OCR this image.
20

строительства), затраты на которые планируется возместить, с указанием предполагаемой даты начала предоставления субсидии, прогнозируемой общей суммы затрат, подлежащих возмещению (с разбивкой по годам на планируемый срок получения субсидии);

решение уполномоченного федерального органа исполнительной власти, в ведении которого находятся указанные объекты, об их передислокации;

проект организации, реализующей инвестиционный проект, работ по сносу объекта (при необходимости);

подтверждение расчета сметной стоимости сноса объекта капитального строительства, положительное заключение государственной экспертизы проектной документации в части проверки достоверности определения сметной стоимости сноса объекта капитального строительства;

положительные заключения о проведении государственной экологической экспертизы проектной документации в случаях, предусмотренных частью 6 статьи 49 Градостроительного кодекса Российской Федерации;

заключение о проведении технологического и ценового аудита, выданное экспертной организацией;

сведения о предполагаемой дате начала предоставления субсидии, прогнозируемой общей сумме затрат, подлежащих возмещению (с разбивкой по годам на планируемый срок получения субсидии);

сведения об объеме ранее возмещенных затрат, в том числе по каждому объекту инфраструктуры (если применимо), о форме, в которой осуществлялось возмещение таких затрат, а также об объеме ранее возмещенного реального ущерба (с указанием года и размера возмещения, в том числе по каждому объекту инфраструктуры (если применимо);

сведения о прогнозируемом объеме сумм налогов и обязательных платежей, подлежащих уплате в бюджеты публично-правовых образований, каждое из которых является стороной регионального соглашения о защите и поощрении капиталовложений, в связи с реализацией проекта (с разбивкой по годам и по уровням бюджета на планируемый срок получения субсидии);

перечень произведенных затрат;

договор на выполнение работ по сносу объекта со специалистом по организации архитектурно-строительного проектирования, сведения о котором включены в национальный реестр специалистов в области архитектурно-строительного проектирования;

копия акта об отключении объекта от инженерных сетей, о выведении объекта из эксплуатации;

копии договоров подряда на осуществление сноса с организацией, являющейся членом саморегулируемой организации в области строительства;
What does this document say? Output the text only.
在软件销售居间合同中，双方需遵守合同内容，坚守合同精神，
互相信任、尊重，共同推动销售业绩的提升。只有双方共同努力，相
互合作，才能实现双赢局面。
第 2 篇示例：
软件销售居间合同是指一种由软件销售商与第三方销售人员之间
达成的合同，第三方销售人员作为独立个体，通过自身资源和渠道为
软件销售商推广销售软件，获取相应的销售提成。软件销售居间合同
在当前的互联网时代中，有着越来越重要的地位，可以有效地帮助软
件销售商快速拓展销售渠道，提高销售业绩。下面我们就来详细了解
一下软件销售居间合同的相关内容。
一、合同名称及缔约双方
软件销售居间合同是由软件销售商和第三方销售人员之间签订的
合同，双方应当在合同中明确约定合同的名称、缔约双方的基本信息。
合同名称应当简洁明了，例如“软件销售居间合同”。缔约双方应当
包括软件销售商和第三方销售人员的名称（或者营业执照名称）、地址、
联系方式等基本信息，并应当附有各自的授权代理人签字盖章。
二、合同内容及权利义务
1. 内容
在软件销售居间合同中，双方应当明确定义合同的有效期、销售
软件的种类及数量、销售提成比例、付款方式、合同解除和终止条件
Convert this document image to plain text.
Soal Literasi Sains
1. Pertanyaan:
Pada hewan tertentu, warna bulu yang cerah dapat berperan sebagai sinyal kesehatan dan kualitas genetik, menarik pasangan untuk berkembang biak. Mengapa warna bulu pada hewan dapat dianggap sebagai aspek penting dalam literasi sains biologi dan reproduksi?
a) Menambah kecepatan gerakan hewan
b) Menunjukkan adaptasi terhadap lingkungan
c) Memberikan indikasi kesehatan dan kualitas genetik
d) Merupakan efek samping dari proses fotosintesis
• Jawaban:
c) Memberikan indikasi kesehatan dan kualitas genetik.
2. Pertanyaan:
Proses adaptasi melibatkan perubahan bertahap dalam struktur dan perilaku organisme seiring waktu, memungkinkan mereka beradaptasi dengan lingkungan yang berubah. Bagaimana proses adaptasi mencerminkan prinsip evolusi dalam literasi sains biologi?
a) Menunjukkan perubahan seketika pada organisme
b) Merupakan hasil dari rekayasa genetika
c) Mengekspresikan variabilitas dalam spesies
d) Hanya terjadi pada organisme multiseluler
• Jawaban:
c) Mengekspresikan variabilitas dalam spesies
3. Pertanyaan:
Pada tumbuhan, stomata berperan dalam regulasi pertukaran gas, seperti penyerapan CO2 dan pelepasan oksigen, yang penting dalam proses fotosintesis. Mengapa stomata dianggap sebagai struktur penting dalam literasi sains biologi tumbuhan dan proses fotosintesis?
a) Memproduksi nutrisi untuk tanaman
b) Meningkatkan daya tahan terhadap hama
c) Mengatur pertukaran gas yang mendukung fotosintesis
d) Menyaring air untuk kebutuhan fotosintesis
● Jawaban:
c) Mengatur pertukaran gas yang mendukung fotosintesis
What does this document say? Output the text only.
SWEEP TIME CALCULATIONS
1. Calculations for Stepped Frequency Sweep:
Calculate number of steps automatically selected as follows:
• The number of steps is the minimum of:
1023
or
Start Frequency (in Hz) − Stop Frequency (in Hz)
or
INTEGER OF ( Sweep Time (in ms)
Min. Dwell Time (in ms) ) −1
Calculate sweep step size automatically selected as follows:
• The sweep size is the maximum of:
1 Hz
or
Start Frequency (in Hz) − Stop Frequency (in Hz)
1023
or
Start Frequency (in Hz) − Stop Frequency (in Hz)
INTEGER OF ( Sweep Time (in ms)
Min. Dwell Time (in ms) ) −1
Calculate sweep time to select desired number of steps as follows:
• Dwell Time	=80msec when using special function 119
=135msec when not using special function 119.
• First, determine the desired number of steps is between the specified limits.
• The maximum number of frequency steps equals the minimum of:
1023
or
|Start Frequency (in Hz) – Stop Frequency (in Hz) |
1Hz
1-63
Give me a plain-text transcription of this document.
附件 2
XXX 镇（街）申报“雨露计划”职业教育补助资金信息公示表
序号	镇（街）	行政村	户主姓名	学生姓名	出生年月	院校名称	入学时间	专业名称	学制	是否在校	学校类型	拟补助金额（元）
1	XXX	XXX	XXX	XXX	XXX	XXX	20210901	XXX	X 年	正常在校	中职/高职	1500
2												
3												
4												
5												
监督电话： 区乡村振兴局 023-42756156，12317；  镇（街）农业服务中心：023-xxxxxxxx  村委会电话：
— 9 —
============================================================
Your answer should be a single number: the count of lines in the data that include the word "предоставления".

2